━━━━━ PROVIDED DATA ━━━━━
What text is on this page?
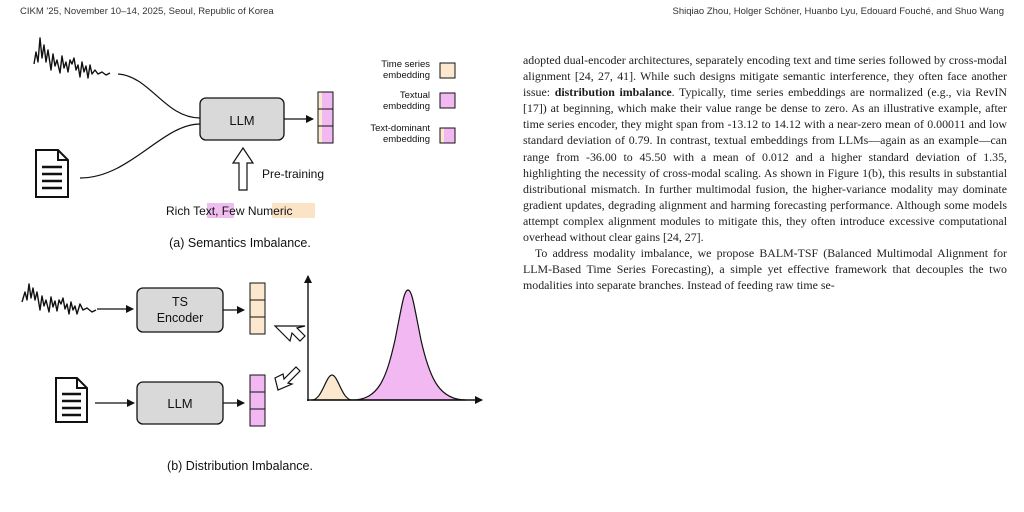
CIKM '25, November 10–14, 2025, Seoul, Republic of Korea	Shiqiao Zhou, Holger Schöner, Huanbo Lyu, Edouard Fouché, and Shuo Wang
LLM
Pre-training
Rich Text, Few Numeric
(a) Semantics Imbalance.
Time series
embedding
Textual
embedding
Text-dominant
embedding
TS
Encoder
LLM
(b) Distribution Imbalance.

adopted dual-encoder architectures, separately encoding text and time series followed by cross-modal alignment [24, 27, 41]. While such designs mitigate semantic interference, they often face another issue: distribution imbalance. Typically, time series embeddings are normalized (e.g., via RevIN [17]) at beginning, which make their value range be dense to zero. As an illustrative example, after time series encoder, they might span from -13.12 to 14.12 with a near-zero mean of 0.00011 and low standard deviation of 0.79. In contrast, textual embeddings from LLMs—again as an example—can range from -36.00 to 45.50 with a mean of 0.012 and a higher standard deviation of 1.35, highlighting the necessity of cross-modal scaling. As shown in Figure 1(b), this results in substantial distributional mismatch. In further multimodal fusion, the higher-variance modality may dominate gradient updates, degrading alignment and harming forecasting performance. Although some models attempt complex alignment modules to mitigate this, they often introduce excessive computational overhead without clear gains [24, 27].

To address modality imbalance, we propose BALM-TSF (Balanced Multimodal Alignment for LLM-Based Time Series Forecasting), a simple yet effective framework that decouples the two modalities into separate branches. Instead of feeding raw time se-
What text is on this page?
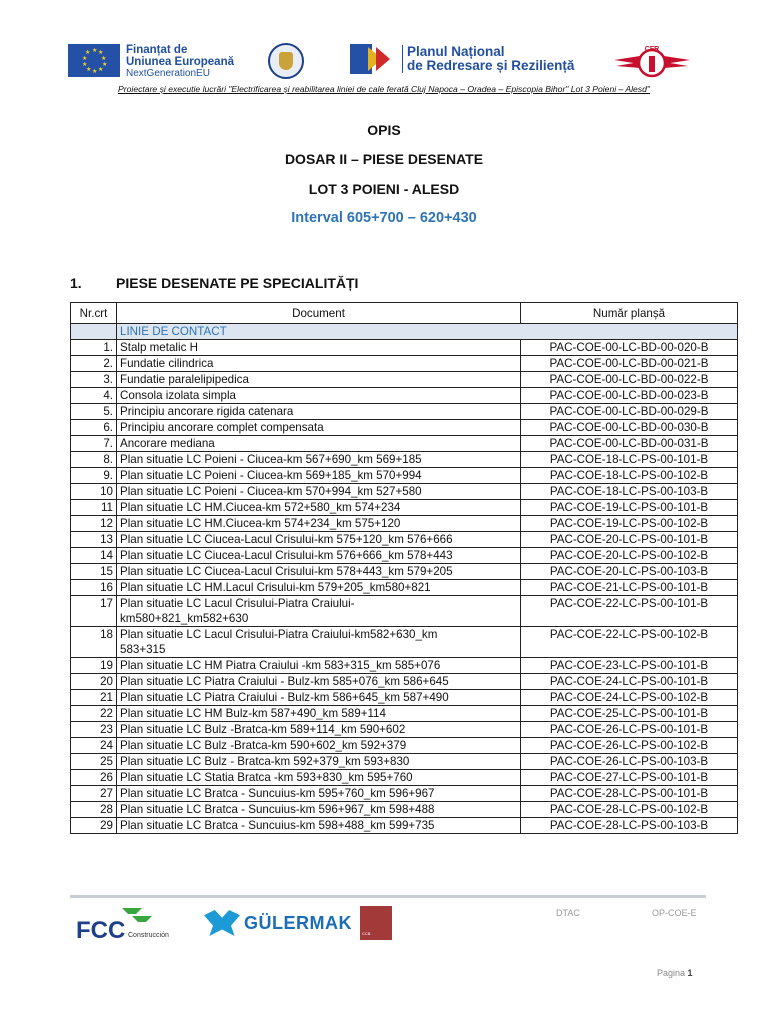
★ ★
★
★
★
★
★
★
★
★	Finanțat de
Uniunea Europeană
NextGenerationEU
Planul Național
de Redresare și Reziliență
CFR
Proiectare și executie lucrări "Electrificarea și reabilitarea liniei de cale ferată Cluj Napoca – Oradea – Episcopia Bihor" Lot 3 Poieni – Alesd"
OPIS
DOSAR II – PIESE DESENATE
LOT 3 POIENI - ALESD
Interval 605+700 – 620+430
1. PIESE DESENATE PE SPECIALITĂȚI
Nr.crt	Document	Număr planșă
	LINIE DE CONTACT	
1.	Stalp metalic H	PAC-COE-00-LC-BD-00-020-B
2.	Fundatie cilindrica	PAC-COE-00-LC-BD-00-021-B
3.	Fundatie paralelipipedica	PAC-COE-00-LC-BD-00-022-B
4.	Consola izolata simpla	PAC-COE-00-LC-BD-00-023-B
5.	Principiu ancorare rigida catenara	PAC-COE-00-LC-BD-00-029-B
6.	Principiu ancorare complet compensata	PAC-COE-00-LC-BD-00-030-B
7.	Ancorare mediana	PAC-COE-00-LC-BD-00-031-B
8.	Plan situatie LC Poieni - Ciucea-km 567+690_km 569+185	PAC-COE-18-LC-PS-00-101-B
9.	Plan situatie LC Poieni - Ciucea-km 569+185_km 570+994	PAC-COE-18-LC-PS-00-102-B
10	Plan situatie LC Poieni - Ciucea-km 570+994_km 527+580	PAC-COE-18-LC-PS-00-103-B
11	Plan situatie LC HM.Ciucea-km 572+580_km 574+234	PAC-COE-19-LC-PS-00-101-B
12	Plan situatie LC HM.Ciucea-km 574+234_km 575+120	PAC-COE-19-LC-PS-00-102-B
13	Plan situatie LC Ciucea-Lacul Crisului-km 575+120_km 576+666	PAC-COE-20-LC-PS-00-101-B
14	Plan situatie LC Ciucea-Lacul Crisului-km 576+666_km 578+443	PAC-COE-20-LC-PS-00-102-B
15	Plan situatie LC Ciucea-Lacul Crisului-km 578+443_km 579+205	PAC-COE-20-LC-PS-00-103-B
16	Plan situatie LC HM.Lacul Crisului-km 579+205_km580+821	PAC-COE-21-LC-PS-00-101-B
17	Plan situatie LC Lacul Crisului-Piatra Craiului-
km580+821_km582+630	PAC-COE-22-LC-PS-00-101-B
18	Plan situatie LC Lacul Crisului-Piatra Craiului-km582+630_km
583+315	PAC-COE-22-LC-PS-00-102-B
19	Plan situatie LC HM Piatra Craiului -km 583+315_km 585+076	PAC-COE-23-LC-PS-00-101-B
20	Plan situatie LC Piatra Craiului - Bulz-km 585+076_km 586+645	PAC-COE-24-LC-PS-00-101-B
21	Plan situatie LC Piatra Craiului - Bulz-km 586+645_km 587+490	PAC-COE-24-LC-PS-00-102-B
22	Plan situatie LC HM Bulz-km 587+490_km 589+114	PAC-COE-25-LC-PS-00-101-B
23	Plan situatie LC Bulz -Bratca-km 589+114_km 590+602	PAC-COE-26-LC-PS-00-101-B
24	Plan situatie LC Bulz -Bratca-km 590+602_km 592+379	PAC-COE-26-LC-PS-00-102-B
25	Plan situatie LC Bulz - Bratca-km 592+379_km 593+830	PAC-COE-26-LC-PS-00-103-B
26	Plan situatie LC Statia Bratca -km 593+830_km 595+760	PAC-COE-27-LC-PS-00-101-B
27	Plan situatie LC Bratca - Suncuius-km 595+760_km 596+967	PAC-COE-28-LC-PS-00-101-B
28	Plan situatie LC Bratca - Suncuius-km 596+967_km 598+488	PAC-COE-28-LC-PS-00-102-B
29	Plan situatie LC Bratca - Suncuius-km 598+488_km 599+735	PAC-COE-28-LC-PS-00-103-B
FCC Construcción
GÜLERMAK
CCB
DTAC	OP-COE-E
Pagina 1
━━━━━
Using the records above, output their complete text exactly, minus any images.

ANSWER TO THE TASK:
What text is on this page?
CIKM '25, November 10–14, 2025, Seoul, Republic of Korea	Shiqiao Zhou, Holger Schöner, Huanbo Lyu, Edouard Fouché, and Shuo Wang
LLM
Pre-training
Rich Text, Few Numeric
(a) Semantics Imbalance.
Time series
embedding
Textual
embedding
Text-dominant
embedding
TS
Encoder
LLM
(b) Distribution Imbalance.

adopted dual-encoder architectures, separately encoding text and time series followed by cross-modal alignment [24, 27, 41]. While such designs mitigate semantic interference, they often face another issue: distribution imbalance. Typically, time series embeddings are normalized (e.g., via RevIN [17]) at beginning, which make their value range be dense to zero. As an illustrative example, after time series encoder, they might span from -13.12 to 14.12 with a near-zero mean of 0.00011 and low standard deviation of 0.79. In contrast, textual embeddings from LLMs—again as an example—can range from -36.00 to 45.50 with a mean of 0.012 and a higher standard deviation of 1.35, highlighting the necessity of cross-modal scaling. As shown in Figure 1(b), this results in substantial distributional mismatch. In further multimodal fusion, the higher-variance modality may dominate gradient updates, degrading alignment and harming forecasting performance. Although some models attempt complex alignment modules to mitigate this, they often introduce excessive computational overhead without clear gains [24, 27].

To address modality imbalance, we propose BALM-TSF (Balanced Multimodal Alignment for LLM-Based Time Series Forecasting), a simple yet effective framework that decouples the two modalities into separate branches. Instead of feeding raw time se-
What text is on this page?
★ ★
★
★
★
★
★
★
★
★	Finanțat de
Uniunea Europeană
NextGenerationEU
Planul Național
de Redresare și Reziliență
CFR
Proiectare și executie lucrări "Electrificarea și reabilitarea liniei de cale ferată Cluj Napoca – Oradea – Episcopia Bihor" Lot 3 Poieni – Alesd"
OPIS
DOSAR II – PIESE DESENATE
LOT 3 POIENI - ALESD
Interval 605+700 – 620+430
1. PIESE DESENATE PE SPECIALITĂȚI
Nr.crt	Document	Număr planșă
	LINIE DE CONTACT	
1.	Stalp metalic H	PAC-COE-00-LC-BD-00-020-B
2.	Fundatie cilindrica	PAC-COE-00-LC-BD-00-021-B
3.	Fundatie paralelipipedica	PAC-COE-00-LC-BD-00-022-B
4.	Consola izolata simpla	PAC-COE-00-LC-BD-00-023-B
5.	Principiu ancorare rigida catenara	PAC-COE-00-LC-BD-00-029-B
6.	Principiu ancorare complet compensata	PAC-COE-00-LC-BD-00-030-B
7.	Ancorare mediana	PAC-COE-00-LC-BD-00-031-B
8.	Plan situatie LC Poieni - Ciucea-km 567+690_km 569+185	PAC-COE-18-LC-PS-00-101-B
9.	Plan situatie LC Poieni - Ciucea-km 569+185_km 570+994	PAC-COE-18-LC-PS-00-102-B
10	Plan situatie LC Poieni - Ciucea-km 570+994_km 527+580	PAC-COE-18-LC-PS-00-103-B
11	Plan situatie LC HM.Ciucea-km 572+580_km 574+234	PAC-COE-19-LC-PS-00-101-B
12	Plan situatie LC HM.Ciucea-km 574+234_km 575+120	PAC-COE-19-LC-PS-00-102-B
13	Plan situatie LC Ciucea-Lacul Crisului-km 575+120_km 576+666	PAC-COE-20-LC-PS-00-101-B
14	Plan situatie LC Ciucea-Lacul Crisului-km 576+666_km 578+443	PAC-COE-20-LC-PS-00-102-B
15	Plan situatie LC Ciucea-Lacul Crisului-km 578+443_km 579+205	PAC-COE-20-LC-PS-00-103-B
16	Plan situatie LC HM.Lacul Crisului-km 579+205_km580+821	PAC-COE-21-LC-PS-00-101-B
17	Plan situatie LC Lacul Crisului-Piatra Craiului-
km580+821_km582+630	PAC-COE-22-LC-PS-00-101-B
18	Plan situatie LC Lacul Crisului-Piatra Craiului-km582+630_km
583+315	PAC-COE-22-LC-PS-00-102-B
19	Plan situatie LC HM Piatra Craiului -km 583+315_km 585+076	PAC-COE-23-LC-PS-00-101-B
20	Plan situatie LC Piatra Craiului - Bulz-km 585+076_km 586+645	PAC-COE-24-LC-PS-00-101-B
21	Plan situatie LC Piatra Craiului - Bulz-km 586+645_km 587+490	PAC-COE-24-LC-PS-00-102-B
22	Plan situatie LC HM Bulz-km 587+490_km 589+114	PAC-COE-25-LC-PS-00-101-B
23	Plan situatie LC Bulz -Bratca-km 589+114_km 590+602	PAC-COE-26-LC-PS-00-101-B
24	Plan situatie LC Bulz -Bratca-km 590+602_km 592+379	PAC-COE-26-LC-PS-00-102-B
25	Plan situatie LC Bulz - Bratca-km 592+379_km 593+830	PAC-COE-26-LC-PS-00-103-B
26	Plan situatie LC Statia Bratca -km 593+830_km 595+760	PAC-COE-27-LC-PS-00-101-B
27	Plan situatie LC Bratca - Suncuius-km 595+760_km 596+967	PAC-COE-28-LC-PS-00-101-B
28	Plan situatie LC Bratca - Suncuius-km 596+967_km 598+488	PAC-COE-28-LC-PS-00-102-B
29	Plan situatie LC Bratca - Suncuius-km 598+488_km 599+735	PAC-COE-28-LC-PS-00-103-B
FCC Construcción
GÜLERMAK
CCB
DTAC	OP-COE-E
Pagina 1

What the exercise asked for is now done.